## EXERCISE REQUIREMENTS
Pictures don't belong in the copy; print all the records exactly.

==== DATA PROVIDED

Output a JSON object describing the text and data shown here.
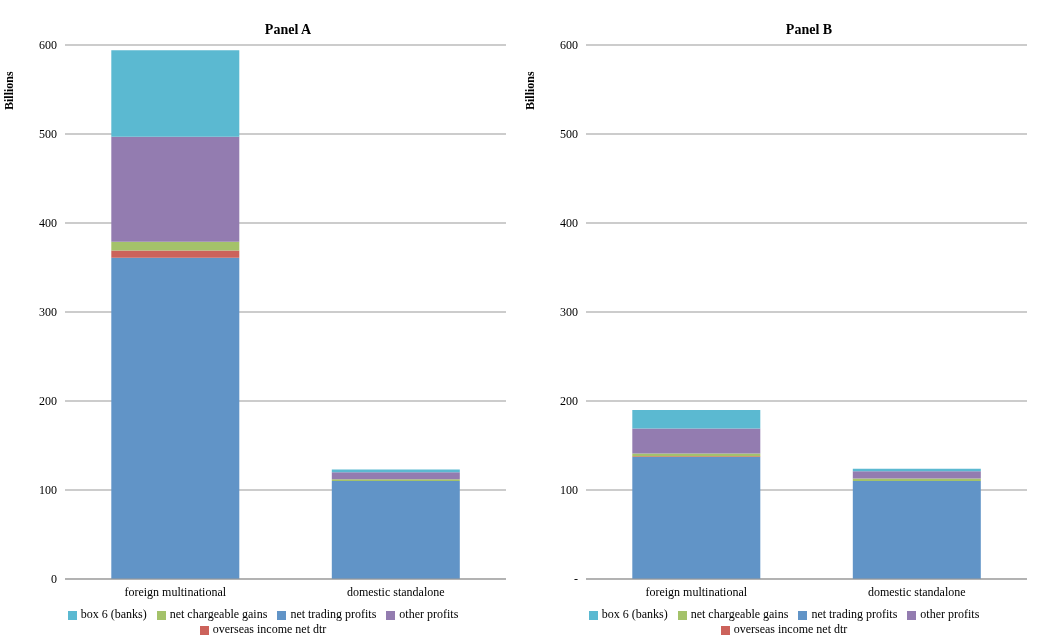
{
  "chart_data": [
    {
      "type": "bar",
      "title": "Panel A",
      "ylabel": "Billions",
      "categories": [
        "foreign multinational",
        "domestic standalone"
      ],
      "stacked": true,
      "grid": "y",
      "legend": "bottom",
      "ylim": [
        0,
        600
      ],
      "yticks": [
        0,
        100,
        200,
        300,
        400,
        500,
        600
      ],
      "series": [
        {
          "name": "net trading profits",
          "color": "#6194c7",
          "values": [
            361,
            110
          ]
        },
        {
          "name": "overseas income net dtr",
          "color": "#cc625b",
          "values": [
            8,
            null
          ]
        },
        {
          "name": "net chargeable gains",
          "color": "#a4c26a",
          "values": [
            10,
            2
          ]
        },
        {
          "name": "other profits",
          "color": "#937cb0",
          "values": [
            118,
            8
          ]
        },
        {
          "name": "box 6 (banks)",
          "color": "#5bb9d1",
          "values": [
            97,
            3
          ]
        }
      ]
    },
    {
      "type": "bar",
      "title": "Panel B",
      "ylabel": "Billions",
      "categories": [
        "foreign multinational",
        "domestic standalone"
      ],
      "stacked": true,
      "grid": "y",
      "legend": "bottom",
      "ylim": [
        0,
        600
      ],
      "yticks": [
        {
          "value": 0,
          "label": "-"
        },
        100,
        200,
        300,
        400,
        500,
        600
      ],
      "series": [
        {
          "name": "net trading profits",
          "color": "#6194c7",
          "values": [
            137,
            110
          ]
        },
        {
          "name": "overseas income net dtr",
          "color": "#cc625b",
          "values": [
            1,
            null
          ]
        },
        {
          "name": "net chargeable gains",
          "color": "#a4c26a",
          "values": [
            3,
            3
          ]
        },
        {
          "name": "other profits",
          "color": "#937cb0",
          "values": [
            28,
            8
          ]
        },
        {
          "name": "box 6 (banks)",
          "color": "#5bb9d1",
          "values": [
            21,
            3
          ]
        }
      ]
    }
  ]
}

========

## RESPONSE BELOW
Output a JSON object describing the text and data shown here.
{
  "chart_data": [
    {
      "type": "bar",
      "title": "Panel A",
      "ylabel": "Billions",
      "categories": [
        "foreign multinational",
        "domestic standalone"
      ],
      "stacked": true,
      "grid": "y",
      "legend": "bottom",
      "ylim": [
        0,
        600
      ],
      "yticks": [
        0,
        100,
        200,
        300,
        400,
        500,
        600
      ],
      "series": [
        {
          "name": "net trading profits",
          "color": "#6194c7",
          "values": [
            361,
            110
          ]
        },
        {
          "name": "overseas income net dtr",
          "color": "#cc625b",
          "values": [
            8,
            null
          ]
        },
        {
          "name": "net chargeable gains",
          "color": "#a4c26a",
          "values": [
            10,
            2
          ]
        },
        {
          "name": "other profits",
          "color": "#937cb0",
          "values": [
            118,
            8
          ]
        },
        {
          "name": "box 6 (banks)",
          "color": "#5bb9d1",
          "values": [
            97,
            3
          ]
        }
      ]
    },
    {
      "type": "bar",
      "title": "Panel B",
      "ylabel": "Billions",
      "categories": [
        "foreign multinational",
        "domestic standalone"
      ],
      "stacked": true,
      "grid": "y",
      "legend": "bottom",
      "ylim": [
        0,
        600
      ],
      "yticks": [
        {
          "value": 0,
          "label": "-"
        },
        100,
        200,
        300,
        400,
        500,
        600
      ],
      "series": [
        {
          "name": "net trading profits",
          "color": "#6194c7",
          "values": [
            137,
            110
          ]
        },
        {
          "name": "overseas income net dtr",
          "color": "#cc625b",
          "values": [
            1,
            null
          ]
        },
        {
          "name": "net chargeable gains",
          "color": "#a4c26a",
          "values": [
            3,
            3
          ]
        },
        {
          "name": "other profits",
          "color": "#937cb0",
          "values": [
            28,
            8
          ]
        },
        {
          "name": "box 6 (banks)",
          "color": "#5bb9d1",
          "values": [
            21,
            3
          ]
        }
      ]
    }
  ]
}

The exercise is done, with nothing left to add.